GIVEN EXERCISE
Spot every line with the word "native" and return it.

★ ★ ★

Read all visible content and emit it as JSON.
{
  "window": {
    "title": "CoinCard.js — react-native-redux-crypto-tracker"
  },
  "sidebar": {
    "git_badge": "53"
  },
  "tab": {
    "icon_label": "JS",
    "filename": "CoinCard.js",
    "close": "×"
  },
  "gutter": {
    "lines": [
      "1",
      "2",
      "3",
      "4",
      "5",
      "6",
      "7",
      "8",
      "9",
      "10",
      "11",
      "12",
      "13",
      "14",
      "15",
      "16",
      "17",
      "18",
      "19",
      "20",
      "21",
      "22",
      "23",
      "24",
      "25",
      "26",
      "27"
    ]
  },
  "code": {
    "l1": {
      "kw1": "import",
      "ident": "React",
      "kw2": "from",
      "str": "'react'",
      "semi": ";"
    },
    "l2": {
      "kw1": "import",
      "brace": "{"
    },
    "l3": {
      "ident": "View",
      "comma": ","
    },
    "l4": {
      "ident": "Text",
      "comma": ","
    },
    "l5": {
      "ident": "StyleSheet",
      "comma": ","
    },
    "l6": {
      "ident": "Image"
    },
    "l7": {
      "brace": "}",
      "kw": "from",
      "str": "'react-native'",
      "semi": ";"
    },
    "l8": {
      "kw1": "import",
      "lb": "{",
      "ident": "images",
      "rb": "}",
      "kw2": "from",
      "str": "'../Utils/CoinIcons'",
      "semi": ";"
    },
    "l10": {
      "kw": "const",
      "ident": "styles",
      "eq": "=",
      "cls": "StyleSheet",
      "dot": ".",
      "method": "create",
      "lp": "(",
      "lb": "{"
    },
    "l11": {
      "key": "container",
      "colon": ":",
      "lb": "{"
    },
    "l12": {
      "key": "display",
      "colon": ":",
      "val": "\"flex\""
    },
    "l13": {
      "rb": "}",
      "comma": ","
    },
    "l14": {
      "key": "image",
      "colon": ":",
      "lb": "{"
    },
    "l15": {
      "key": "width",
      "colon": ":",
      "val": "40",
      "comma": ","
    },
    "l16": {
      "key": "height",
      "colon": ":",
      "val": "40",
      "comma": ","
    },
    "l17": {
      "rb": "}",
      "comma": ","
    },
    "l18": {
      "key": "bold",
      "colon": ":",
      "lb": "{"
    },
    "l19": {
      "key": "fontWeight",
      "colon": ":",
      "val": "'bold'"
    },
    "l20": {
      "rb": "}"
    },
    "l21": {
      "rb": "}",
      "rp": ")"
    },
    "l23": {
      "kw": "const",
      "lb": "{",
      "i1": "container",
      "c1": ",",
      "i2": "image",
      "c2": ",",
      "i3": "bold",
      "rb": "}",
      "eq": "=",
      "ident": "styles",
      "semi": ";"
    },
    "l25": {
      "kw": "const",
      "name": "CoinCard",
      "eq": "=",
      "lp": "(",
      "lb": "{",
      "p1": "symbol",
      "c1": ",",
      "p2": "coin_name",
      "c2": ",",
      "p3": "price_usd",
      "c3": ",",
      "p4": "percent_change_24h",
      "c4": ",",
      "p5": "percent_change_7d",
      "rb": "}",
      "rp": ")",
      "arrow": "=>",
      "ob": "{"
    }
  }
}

★ ★ ★

SOLUTION BELOW
    "title": "CoinCard.js — react-native-redux-crypto-tracker"
      "str": "'react-native'",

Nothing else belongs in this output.